### WRITTEN PROBLEM
Make a tally of the lines in the records that include the string "share", and give only that number.

[Items from a dataset]

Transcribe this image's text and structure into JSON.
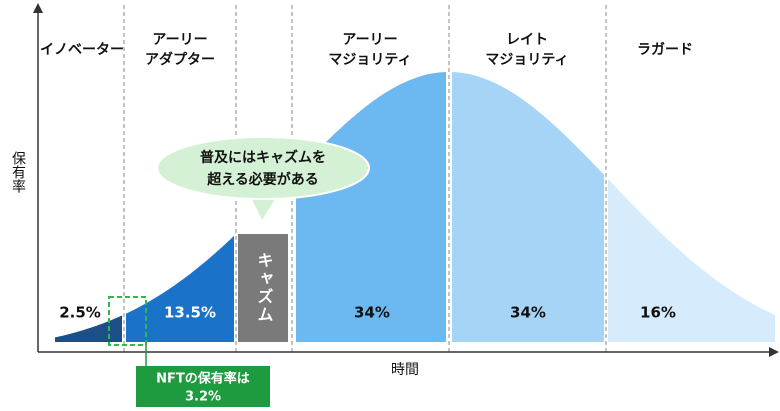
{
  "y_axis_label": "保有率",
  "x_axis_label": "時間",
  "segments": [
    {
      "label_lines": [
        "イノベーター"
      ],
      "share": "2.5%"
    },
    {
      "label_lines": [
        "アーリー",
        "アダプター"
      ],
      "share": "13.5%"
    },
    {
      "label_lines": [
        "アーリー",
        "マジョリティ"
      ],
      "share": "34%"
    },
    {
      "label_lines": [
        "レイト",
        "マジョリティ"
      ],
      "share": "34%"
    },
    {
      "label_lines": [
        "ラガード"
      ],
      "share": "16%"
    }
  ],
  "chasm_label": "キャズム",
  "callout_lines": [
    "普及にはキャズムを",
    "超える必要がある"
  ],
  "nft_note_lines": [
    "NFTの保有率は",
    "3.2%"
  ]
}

### WRITTEN RESPONSE
5